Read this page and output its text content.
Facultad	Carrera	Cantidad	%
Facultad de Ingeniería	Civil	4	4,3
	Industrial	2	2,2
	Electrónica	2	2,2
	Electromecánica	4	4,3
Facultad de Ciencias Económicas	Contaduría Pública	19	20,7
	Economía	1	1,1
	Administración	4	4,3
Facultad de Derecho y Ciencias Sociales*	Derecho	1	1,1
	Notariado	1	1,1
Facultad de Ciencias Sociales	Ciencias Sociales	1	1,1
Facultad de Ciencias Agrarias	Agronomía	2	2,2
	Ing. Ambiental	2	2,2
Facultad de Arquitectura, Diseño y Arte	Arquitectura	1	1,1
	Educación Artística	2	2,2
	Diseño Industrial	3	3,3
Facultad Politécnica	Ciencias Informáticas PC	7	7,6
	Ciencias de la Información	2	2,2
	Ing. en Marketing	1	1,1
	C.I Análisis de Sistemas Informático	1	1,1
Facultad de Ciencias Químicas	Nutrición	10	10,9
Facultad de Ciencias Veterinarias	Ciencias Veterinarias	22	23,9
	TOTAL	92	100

----

(What needs to be done)
Each line must be given again exactly as written above.

(Reply to the exercise)
Read this page and output its text content.
Facultad	Carrera	Cantidad	%
Facultad de Ingeniería	Civil	4	4,3
	Industrial	2	2,2
	Electrónica	2	2,2
	Electromecánica	4	4,3
Facultad de Ciencias Económicas	Contaduría Pública	19	20,7
	Economía	1	1,1
	Administración	4	4,3
Facultad de Derecho y Ciencias Sociales*	Derecho	1	1,1
	Notariado	1	1,1
Facultad de Ciencias Sociales	Ciencias Sociales	1	1,1
Facultad de Ciencias Agrarias	Agronomía	2	2,2
	Ing. Ambiental	2	2,2
Facultad de Arquitectura, Diseño y Arte	Arquitectura	1	1,1
	Educación Artística	2	2,2
	Diseño Industrial	3	3,3
Facultad Politécnica	Ciencias Informáticas PC	7	7,6
	Ciencias de la Información	2	2,2
	Ing. en Marketing	1	1,1
	C.I Análisis de Sistemas Informático	1	1,1
Facultad de Ciencias Químicas	Nutrición	10	10,9
Facultad de Ciencias Veterinarias	Ciencias Veterinarias	22	23,9
	TOTAL	92	100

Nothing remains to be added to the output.